Extract every record, exactly as written, and ignore the pictures.
--
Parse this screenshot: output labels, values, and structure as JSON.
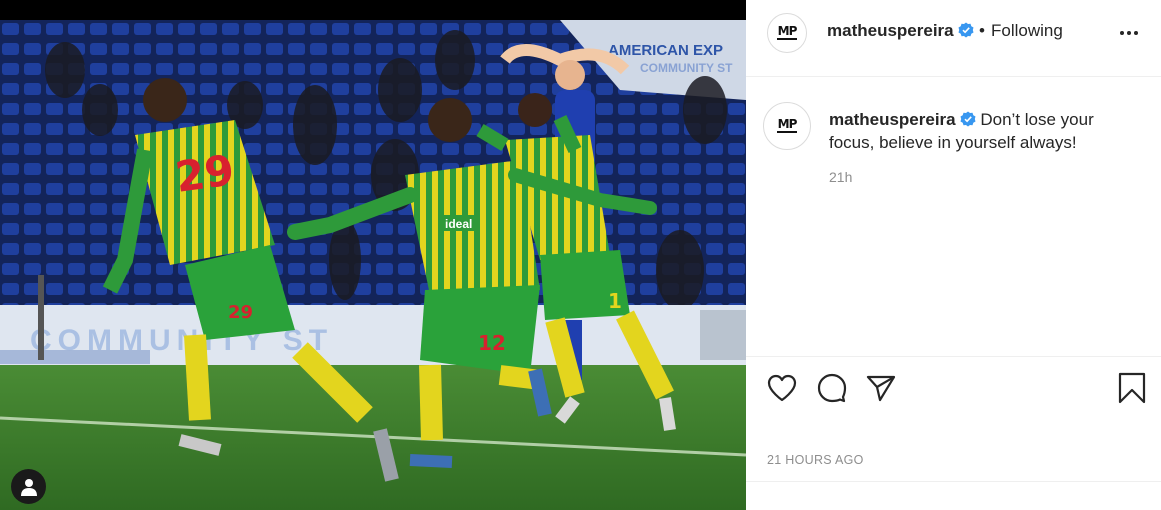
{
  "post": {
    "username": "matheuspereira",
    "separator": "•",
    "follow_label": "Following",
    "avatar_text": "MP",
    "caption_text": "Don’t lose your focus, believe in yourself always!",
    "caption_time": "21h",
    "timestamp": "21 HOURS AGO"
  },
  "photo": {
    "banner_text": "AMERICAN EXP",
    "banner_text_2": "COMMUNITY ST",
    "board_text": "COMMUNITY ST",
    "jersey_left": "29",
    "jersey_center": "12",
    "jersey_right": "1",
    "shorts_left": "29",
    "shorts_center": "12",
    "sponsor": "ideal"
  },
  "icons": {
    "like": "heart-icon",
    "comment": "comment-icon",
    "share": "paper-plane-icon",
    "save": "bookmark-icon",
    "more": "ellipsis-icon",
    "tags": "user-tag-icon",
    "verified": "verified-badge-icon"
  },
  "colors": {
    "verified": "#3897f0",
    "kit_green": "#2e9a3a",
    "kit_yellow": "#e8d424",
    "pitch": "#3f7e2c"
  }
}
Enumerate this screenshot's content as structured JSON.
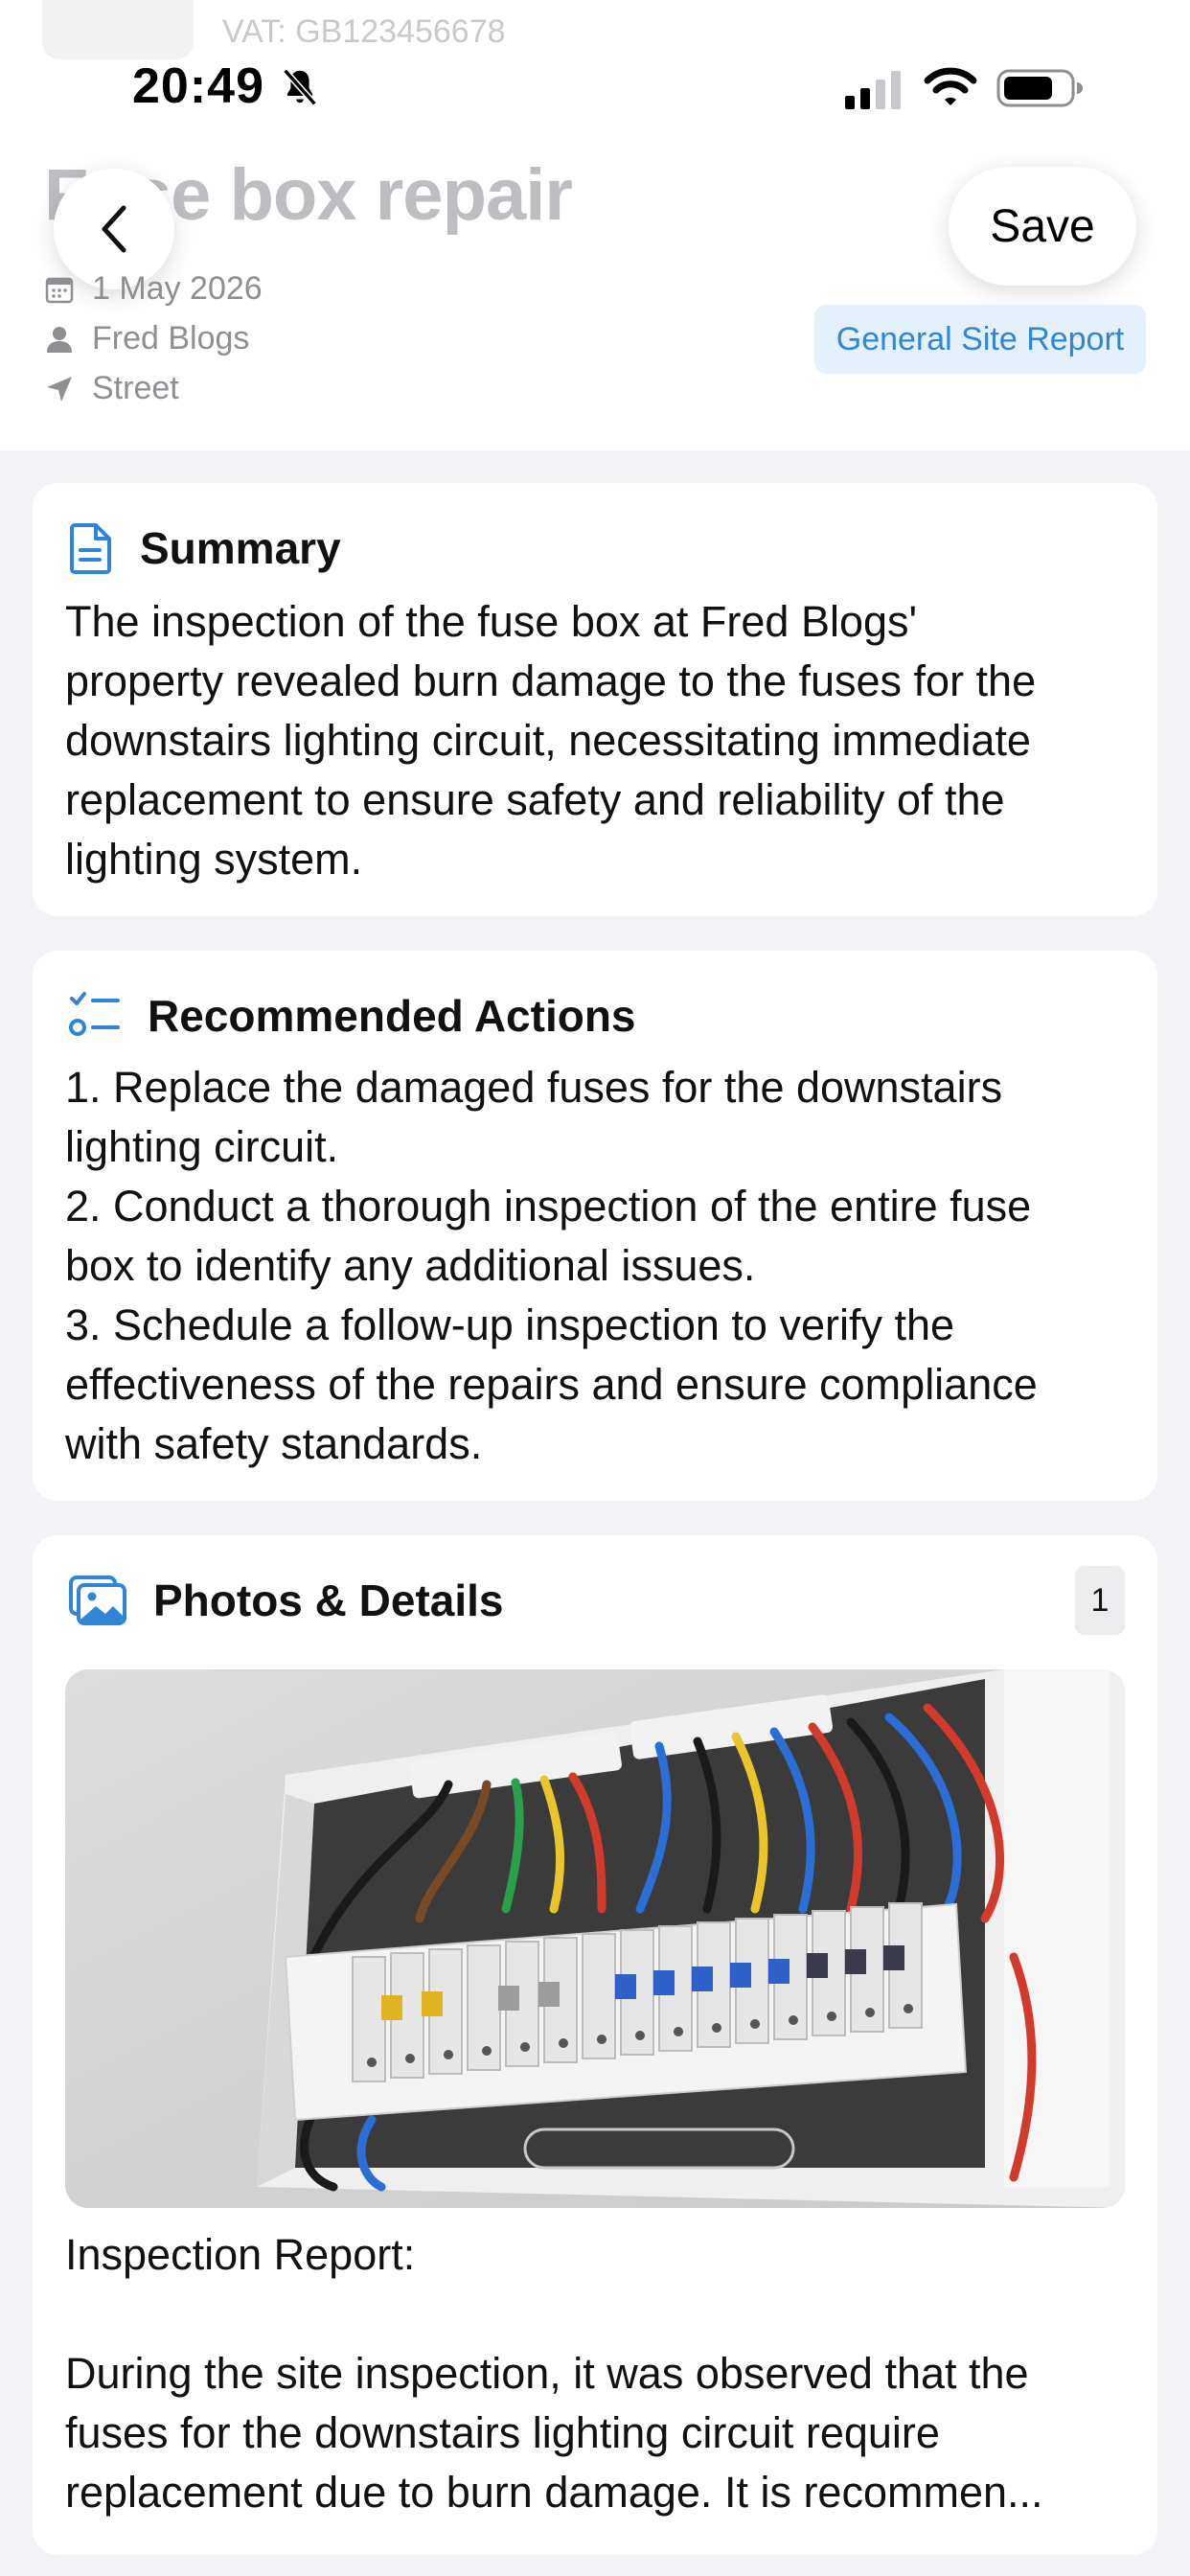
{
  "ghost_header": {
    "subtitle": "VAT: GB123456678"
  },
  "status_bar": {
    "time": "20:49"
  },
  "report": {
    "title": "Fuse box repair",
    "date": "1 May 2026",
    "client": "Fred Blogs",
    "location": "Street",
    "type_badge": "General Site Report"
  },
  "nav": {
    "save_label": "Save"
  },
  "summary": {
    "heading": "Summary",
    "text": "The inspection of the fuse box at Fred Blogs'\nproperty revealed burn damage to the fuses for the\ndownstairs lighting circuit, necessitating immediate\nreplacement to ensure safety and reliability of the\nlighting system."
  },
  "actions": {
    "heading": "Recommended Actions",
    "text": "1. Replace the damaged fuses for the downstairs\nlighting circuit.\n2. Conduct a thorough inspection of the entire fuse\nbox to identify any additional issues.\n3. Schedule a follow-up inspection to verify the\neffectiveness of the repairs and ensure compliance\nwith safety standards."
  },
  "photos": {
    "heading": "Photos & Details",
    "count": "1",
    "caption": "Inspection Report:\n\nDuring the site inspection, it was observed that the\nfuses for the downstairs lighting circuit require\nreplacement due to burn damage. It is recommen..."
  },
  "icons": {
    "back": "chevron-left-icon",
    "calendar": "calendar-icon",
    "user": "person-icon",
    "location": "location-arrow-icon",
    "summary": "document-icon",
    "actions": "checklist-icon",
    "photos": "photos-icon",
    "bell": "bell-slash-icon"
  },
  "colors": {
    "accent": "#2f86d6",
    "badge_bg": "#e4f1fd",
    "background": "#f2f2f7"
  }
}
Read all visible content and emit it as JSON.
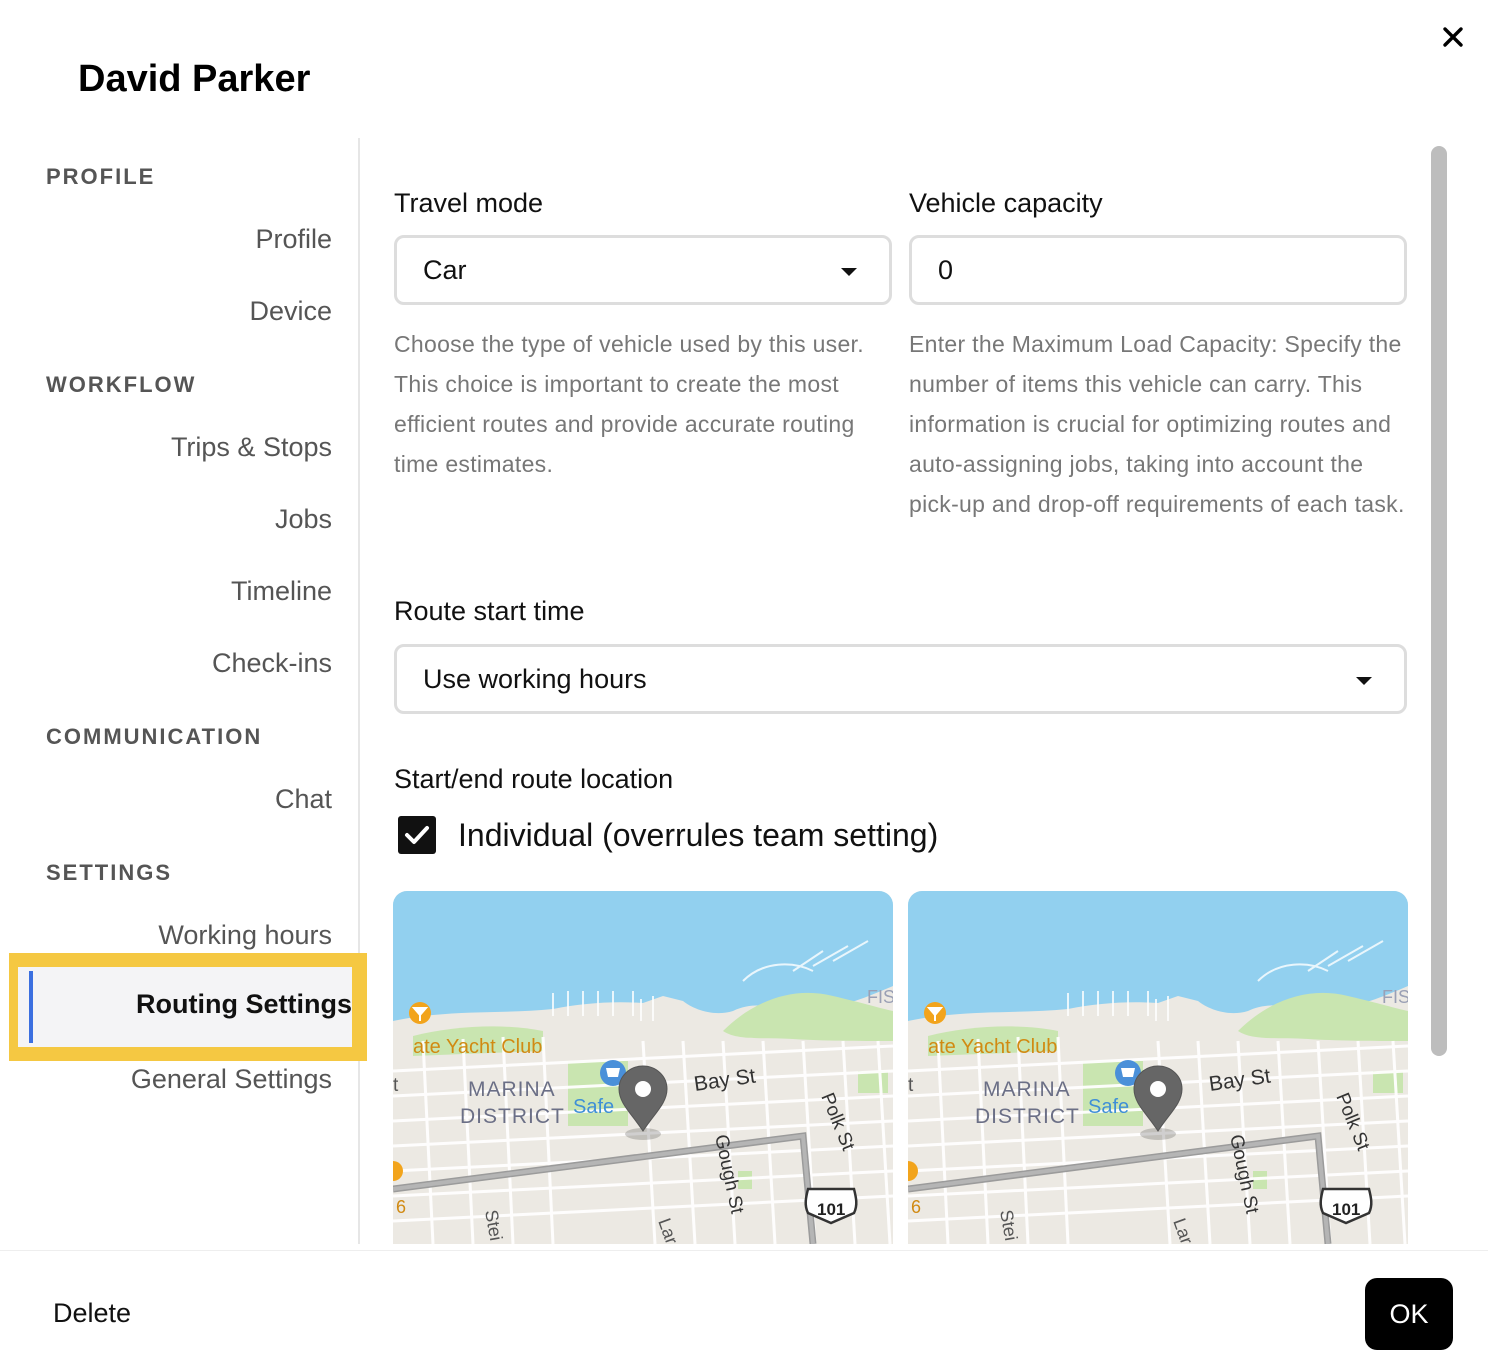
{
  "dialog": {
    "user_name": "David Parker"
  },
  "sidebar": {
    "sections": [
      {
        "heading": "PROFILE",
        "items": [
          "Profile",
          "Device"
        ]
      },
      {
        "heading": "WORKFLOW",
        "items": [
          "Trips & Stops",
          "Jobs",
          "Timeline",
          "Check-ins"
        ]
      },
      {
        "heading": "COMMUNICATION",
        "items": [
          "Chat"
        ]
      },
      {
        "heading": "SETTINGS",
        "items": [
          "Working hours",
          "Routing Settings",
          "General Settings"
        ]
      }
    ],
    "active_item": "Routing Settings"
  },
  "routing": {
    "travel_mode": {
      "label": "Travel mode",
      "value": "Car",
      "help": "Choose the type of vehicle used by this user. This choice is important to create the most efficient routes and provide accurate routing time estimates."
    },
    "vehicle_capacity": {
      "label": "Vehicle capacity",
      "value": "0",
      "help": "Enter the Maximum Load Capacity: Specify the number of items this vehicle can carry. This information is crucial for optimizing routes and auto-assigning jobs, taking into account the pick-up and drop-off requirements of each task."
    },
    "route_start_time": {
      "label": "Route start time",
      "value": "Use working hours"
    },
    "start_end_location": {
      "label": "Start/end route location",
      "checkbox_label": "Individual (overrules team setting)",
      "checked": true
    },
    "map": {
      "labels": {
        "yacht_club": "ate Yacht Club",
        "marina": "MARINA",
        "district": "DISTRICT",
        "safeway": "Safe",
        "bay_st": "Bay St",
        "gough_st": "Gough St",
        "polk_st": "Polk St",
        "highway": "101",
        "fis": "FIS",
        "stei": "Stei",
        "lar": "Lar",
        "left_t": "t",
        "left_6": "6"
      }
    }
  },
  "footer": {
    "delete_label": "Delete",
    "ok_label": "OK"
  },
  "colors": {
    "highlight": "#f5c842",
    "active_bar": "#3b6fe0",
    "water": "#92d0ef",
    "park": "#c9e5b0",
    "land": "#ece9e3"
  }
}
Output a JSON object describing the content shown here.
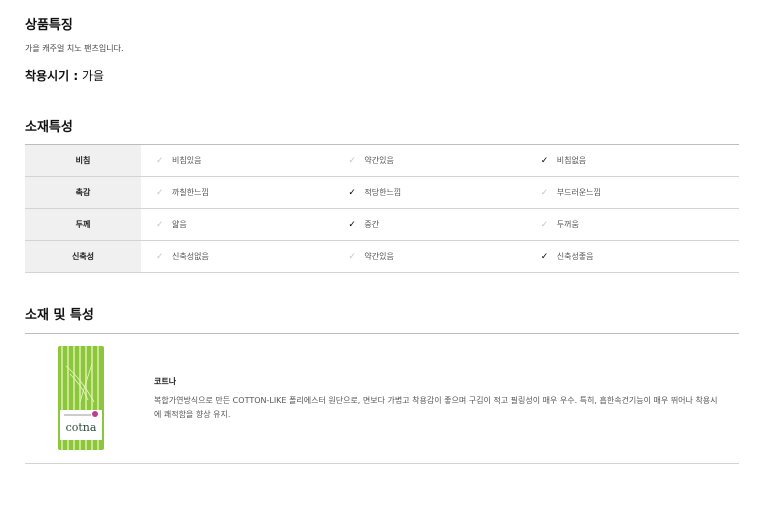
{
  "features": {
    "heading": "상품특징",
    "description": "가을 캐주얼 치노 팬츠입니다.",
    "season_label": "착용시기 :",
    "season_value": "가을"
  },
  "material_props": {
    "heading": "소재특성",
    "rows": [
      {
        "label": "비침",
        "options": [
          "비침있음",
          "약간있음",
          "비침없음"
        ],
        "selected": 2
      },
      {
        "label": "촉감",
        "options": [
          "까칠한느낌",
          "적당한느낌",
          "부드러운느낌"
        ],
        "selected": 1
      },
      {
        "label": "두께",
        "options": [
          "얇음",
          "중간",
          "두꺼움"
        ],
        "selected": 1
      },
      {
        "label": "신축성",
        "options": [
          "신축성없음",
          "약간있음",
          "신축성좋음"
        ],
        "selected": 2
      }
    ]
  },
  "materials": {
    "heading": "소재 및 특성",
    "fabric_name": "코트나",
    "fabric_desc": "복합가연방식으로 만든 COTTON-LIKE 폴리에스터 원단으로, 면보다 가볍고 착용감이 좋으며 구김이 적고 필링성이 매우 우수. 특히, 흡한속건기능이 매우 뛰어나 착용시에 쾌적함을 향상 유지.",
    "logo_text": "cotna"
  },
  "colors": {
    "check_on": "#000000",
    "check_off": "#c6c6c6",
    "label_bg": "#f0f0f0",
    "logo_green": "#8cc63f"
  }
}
--
## TASK ANSWER
Parse this screenshot: output labels, values, and structure as JSON.
{
  "post": {
    "username": "matheuspereira",
    "separator": "•",
    "follow_label": "Following",
    "avatar_text": "MP",
    "caption_text": "Don’t lose your focus, believe in yourself always!",
    "caption_time": "21h",
    "timestamp": "21 HOURS AGO"
  },
  "photo": {
    "banner_text": "AMERICAN EXP",
    "banner_text_2": "COMMUNITY ST",
    "board_text": "COMMUNITY ST",
    "jersey_left": "29",
    "jersey_center": "12",
    "jersey_right": "1",
    "shorts_left": "29",
    "shorts_center": "12",
    "sponsor": "ideal"
  },
  "icons": {
    "like": "heart-icon",
    "comment": "comment-icon",
    "share": "paper-plane-icon",
    "save": "bookmark-icon",
    "more": "ellipsis-icon",
    "tags": "user-tag-icon",
    "verified": "verified-badge-icon"
  },
  "colors": {
    "verified": "#3897f0",
    "kit_green": "#2e9a3a",
    "kit_yellow": "#e8d424",
    "pitch": "#3f7e2c"
  }
}
Enumerate this screenshot's content as structured JSON.
{
  "ghost_header": {
    "subtitle": "VAT: GB123456678"
  },
  "status_bar": {
    "time": "20:49"
  },
  "report": {
    "title": "Fuse box repair",
    "date": "1 May 2026",
    "client": "Fred Blogs",
    "location": "Street",
    "type_badge": "General Site Report"
  },
  "nav": {
    "save_label": "Save"
  },
  "summary": {
    "heading": "Summary",
    "text": "The inspection of the fuse box at Fred Blogs'\nproperty revealed burn damage to the fuses for the\ndownstairs lighting circuit, necessitating immediate\nreplacement to ensure safety and reliability of the\nlighting system."
  },
  "actions": {
    "heading": "Recommended Actions",
    "text": "1. Replace the damaged fuses for the downstairs\nlighting circuit.\n2. Conduct a thorough inspection of the entire fuse\nbox to identify any additional issues.\n3. Schedule a follow-up inspection to verify the\neffectiveness of the repairs and ensure compliance\nwith safety standards."
  },
  "photos": {
    "heading": "Photos & Details",
    "count": "1",
    "caption": "Inspection Report:\n\nDuring the site inspection, it was observed that the\nfuses for the downstairs lighting circuit require\nreplacement due to burn damage. It is recommen..."
  },
  "icons": {
    "back": "chevron-left-icon",
    "calendar": "calendar-icon",
    "user": "person-icon",
    "location": "location-arrow-icon",
    "summary": "document-icon",
    "actions": "checklist-icon",
    "photos": "photos-icon",
    "bell": "bell-slash-icon"
  },
  "colors": {
    "accent": "#2f86d6",
    "badge_bg": "#e4f1fd",
    "background": "#f2f2f7"
  }
}
Read all visible content and emit it as JSON.
{
  "dialog": {
    "user_name": "David Parker"
  },
  "sidebar": {
    "sections": [
      {
        "heading": "PROFILE",
        "items": [
          "Profile",
          "Device"
        ]
      },
      {
        "heading": "WORKFLOW",
        "items": [
          "Trips & Stops",
          "Jobs",
          "Timeline",
          "Check-ins"
        ]
      },
      {
        "heading": "COMMUNICATION",
        "items": [
          "Chat"
        ]
      },
      {
        "heading": "SETTINGS",
        "items": [
          "Working hours",
          "Routing Settings",
          "General Settings"
        ]
      }
    ],
    "active_item": "Routing Settings"
  },
  "routing": {
    "travel_mode": {
      "label": "Travel mode",
      "value": "Car",
      "help": "Choose the type of vehicle used by this user. This choice is important to create the most efficient routes and provide accurate routing time estimates."
    },
    "vehicle_capacity": {
      "label": "Vehicle capacity",
      "value": "0",
      "help": "Enter the Maximum Load Capacity: Specify the number of items this vehicle can carry. This information is crucial for optimizing routes and auto-assigning jobs, taking into account the pick-up and drop-off requirements of each task."
    },
    "route_start_time": {
      "label": "Route start time",
      "value": "Use working hours"
    },
    "start_end_location": {
      "label": "Start/end route location",
      "checkbox_label": "Individual (overrules team setting)",
      "checked": true
    },
    "map": {
      "labels": {
        "yacht_club": "ate Yacht Club",
        "marina": "MARINA",
        "district": "DISTRICT",
        "safeway": "Safe",
        "bay_st": "Bay St",
        "gough_st": "Gough St",
        "polk_st": "Polk St",
        "highway": "101",
        "fis": "FIS",
        "stei": "Stei",
        "lar": "Lar",
        "left_t": "t",
        "left_6": "6"
      }
    }
  },
  "footer": {
    "delete_label": "Delete",
    "ok_label": "OK"
  },
  "colors": {
    "highlight": "#f5c842",
    "active_bar": "#3b6fe0",
    "water": "#92d0ef",
    "park": "#c9e5b0",
    "land": "#ece9e3"
  }
}
Output a JSON object describing the content shown here.
{
  "features": {
    "heading": "상품특징",
    "description": "가을 캐주얼 치노 팬츠입니다.",
    "season_label": "착용시기 :",
    "season_value": "가을"
  },
  "material_props": {
    "heading": "소재특성",
    "rows": [
      {
        "label": "비침",
        "options": [
          "비침있음",
          "약간있음",
          "비침없음"
        ],
        "selected": 2
      },
      {
        "label": "촉감",
        "options": [
          "까칠한느낌",
          "적당한느낌",
          "부드러운느낌"
        ],
        "selected": 1
      },
      {
        "label": "두께",
        "options": [
          "얇음",
          "중간",
          "두꺼움"
        ],
        "selected": 1
      },
      {
        "label": "신축성",
        "options": [
          "신축성없음",
          "약간있음",
          "신축성좋음"
        ],
        "selected": 2
      }
    ]
  },
  "materials": {
    "heading": "소재 및 특성",
    "fabric_name": "코트나",
    "fabric_desc": "복합가연방식으로 만든 COTTON-LIKE 폴리에스터 원단으로, 면보다 가볍고 착용감이 좋으며 구김이 적고 필링성이 매우 우수. 특히, 흡한속건기능이 매우 뛰어나 착용시에 쾌적함을 향상 유지.",
    "logo_text": "cotna"
  },
  "colors": {
    "check_on": "#000000",
    "check_off": "#c6c6c6",
    "label_bg": "#f0f0f0",
    "logo_green": "#8cc63f"
  }
}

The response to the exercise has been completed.